-- BEGIN PASSAGE --

Preston Trail

Preston Trail, later known as the Old Preston Road, was a road created by the Republic of Texas in 1841 from Preston, Texas on the Red River[1] south to Austin, Texas. This road closely followed an existing trail that led across the area that had been used for centuries. This road was a main transportation artery from Central Texas to North Texas[2] in the latter half of the 19th century. Today Texas State Highway 289 follows near this former road.

Contents

History

Ancient trail

The Preston Trail followed an ancient Indian trail extending from Mexico through central Texas all the way to what is now St. Louis, Missouri and even on to Ohio where the Shawnee Indians lived. Parts of this old trail became known as the Chihuahua Trail.

The original Preston Trail crossed almost no streams from the Red River to Cedar Springs. It followed a geographic spine of topography that still exists today where rainwater draining to the west flows into the Elm Fork of the Trinity and rainwater draining to the east flows into the East Fork of the Trinity until the rivers merge below Dallas, Texas. Preston Trail followed this ridge[1] that separates the East and Elm forks of the Trinity River.

Shawnee Trail

The route of the Preston Trail followed the earlier cattle trail that came to be known as the Shawnee Trail. Cattle drovers in the 1850s referred to this trail as the Kansas Trail. This trail was later known as the Shawnee Trail; the name appeared in print by at least 1874[3].

-- END PASSAGE --
-- BEGIN DATA SUPPLIED --

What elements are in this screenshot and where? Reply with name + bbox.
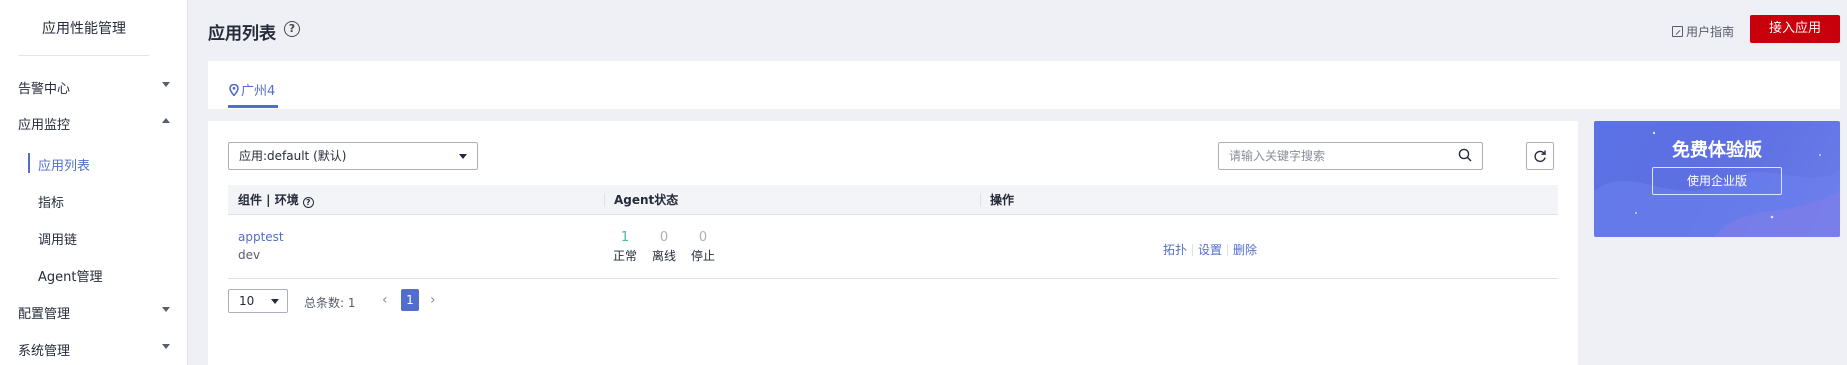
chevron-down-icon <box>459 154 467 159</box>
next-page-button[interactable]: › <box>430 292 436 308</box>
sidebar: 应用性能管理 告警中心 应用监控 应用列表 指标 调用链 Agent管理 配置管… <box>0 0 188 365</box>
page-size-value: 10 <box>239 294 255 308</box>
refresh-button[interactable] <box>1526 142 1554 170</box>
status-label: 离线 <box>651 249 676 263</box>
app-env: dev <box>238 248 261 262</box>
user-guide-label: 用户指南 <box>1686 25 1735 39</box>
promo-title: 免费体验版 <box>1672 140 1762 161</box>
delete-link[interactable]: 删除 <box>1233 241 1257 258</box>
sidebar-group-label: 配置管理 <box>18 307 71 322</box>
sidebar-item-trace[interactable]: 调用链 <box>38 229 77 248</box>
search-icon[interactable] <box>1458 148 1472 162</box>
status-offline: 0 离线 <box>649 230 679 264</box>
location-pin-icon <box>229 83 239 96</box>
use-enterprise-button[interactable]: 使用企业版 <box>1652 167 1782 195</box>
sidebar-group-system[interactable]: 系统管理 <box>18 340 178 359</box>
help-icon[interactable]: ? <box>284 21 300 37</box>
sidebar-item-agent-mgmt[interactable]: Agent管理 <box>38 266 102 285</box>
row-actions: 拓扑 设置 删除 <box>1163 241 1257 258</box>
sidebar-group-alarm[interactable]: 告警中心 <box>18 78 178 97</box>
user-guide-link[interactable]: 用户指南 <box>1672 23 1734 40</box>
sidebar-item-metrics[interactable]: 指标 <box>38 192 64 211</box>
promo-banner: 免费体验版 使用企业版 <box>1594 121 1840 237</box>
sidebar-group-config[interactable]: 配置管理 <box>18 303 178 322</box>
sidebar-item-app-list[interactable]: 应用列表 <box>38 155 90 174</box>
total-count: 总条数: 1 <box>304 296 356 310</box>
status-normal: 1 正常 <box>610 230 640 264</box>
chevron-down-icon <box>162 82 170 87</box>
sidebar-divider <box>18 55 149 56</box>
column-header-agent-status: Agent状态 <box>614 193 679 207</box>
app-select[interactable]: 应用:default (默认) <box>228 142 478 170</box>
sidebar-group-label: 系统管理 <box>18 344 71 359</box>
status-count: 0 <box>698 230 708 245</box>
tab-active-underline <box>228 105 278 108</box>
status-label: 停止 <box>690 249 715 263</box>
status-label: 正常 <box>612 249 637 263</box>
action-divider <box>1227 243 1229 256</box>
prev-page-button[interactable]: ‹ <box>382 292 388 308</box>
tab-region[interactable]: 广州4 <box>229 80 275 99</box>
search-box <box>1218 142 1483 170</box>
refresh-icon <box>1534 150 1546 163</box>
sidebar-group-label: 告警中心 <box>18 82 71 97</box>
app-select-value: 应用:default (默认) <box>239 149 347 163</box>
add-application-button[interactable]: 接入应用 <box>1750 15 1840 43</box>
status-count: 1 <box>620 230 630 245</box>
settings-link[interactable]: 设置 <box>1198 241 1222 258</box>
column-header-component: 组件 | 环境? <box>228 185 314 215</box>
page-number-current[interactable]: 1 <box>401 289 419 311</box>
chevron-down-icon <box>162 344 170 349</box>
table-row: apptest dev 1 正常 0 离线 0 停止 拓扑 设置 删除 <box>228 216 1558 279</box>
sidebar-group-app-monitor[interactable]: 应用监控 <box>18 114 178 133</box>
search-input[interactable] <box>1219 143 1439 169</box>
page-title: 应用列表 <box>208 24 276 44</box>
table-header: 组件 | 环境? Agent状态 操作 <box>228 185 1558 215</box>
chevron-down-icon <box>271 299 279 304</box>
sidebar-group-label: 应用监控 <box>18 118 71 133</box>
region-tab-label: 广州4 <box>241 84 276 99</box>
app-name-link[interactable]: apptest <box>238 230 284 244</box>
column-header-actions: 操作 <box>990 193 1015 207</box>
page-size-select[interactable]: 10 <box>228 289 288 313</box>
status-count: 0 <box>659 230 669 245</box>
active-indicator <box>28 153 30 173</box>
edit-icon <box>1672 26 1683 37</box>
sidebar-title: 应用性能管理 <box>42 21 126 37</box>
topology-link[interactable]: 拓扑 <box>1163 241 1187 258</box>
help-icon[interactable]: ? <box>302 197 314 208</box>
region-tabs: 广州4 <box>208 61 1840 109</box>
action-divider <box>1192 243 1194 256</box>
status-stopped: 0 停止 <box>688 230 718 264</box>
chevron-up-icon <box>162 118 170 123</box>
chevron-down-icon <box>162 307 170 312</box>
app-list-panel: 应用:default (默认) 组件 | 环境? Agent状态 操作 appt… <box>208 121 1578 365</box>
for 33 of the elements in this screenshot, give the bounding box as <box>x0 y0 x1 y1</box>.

-- END DATA SUPPLIED --

◆ **PROBLEMS AND TASKS**:
A – Answer these questions from the Preston Trail article:
(i) In what year did the Republic of Texas create the road?
(ii) Where did the Shawnee Indians live?
(iii) What did cattle drovers in the 1850s call the trail?
B – Copy word for word the stretch of the Preston Trail article from "The original Preston" through "at least 1874[3].".

◆ **THE ANSWERS**:
A –
(i) 1841
(ii) Ohio
(iii) The Kansas Trail

B –
The original Preston Trail crossed almost no streams from the Red River to Cedar Springs. It followed a geographic spine of topography that still exists today where rainwater draining to the west flows into the Elm Fork of the Trinity and rainwater draining to the east flows into the East Fork of the Trinity until the rivers merge below Dallas, Texas. Preston Trail followed this ridge[1] that separates the East and Elm forks of the Trinity River.

Shawnee Trail

The route of the Preston Trail followed the earlier cattle trail that came to be known as the Shawnee Trail. Cattle drovers in the 1850s referred to this trail as the Kansas Trail. This trail was later known as the Shawnee Trail; the name appeared in print by at least 1874[3].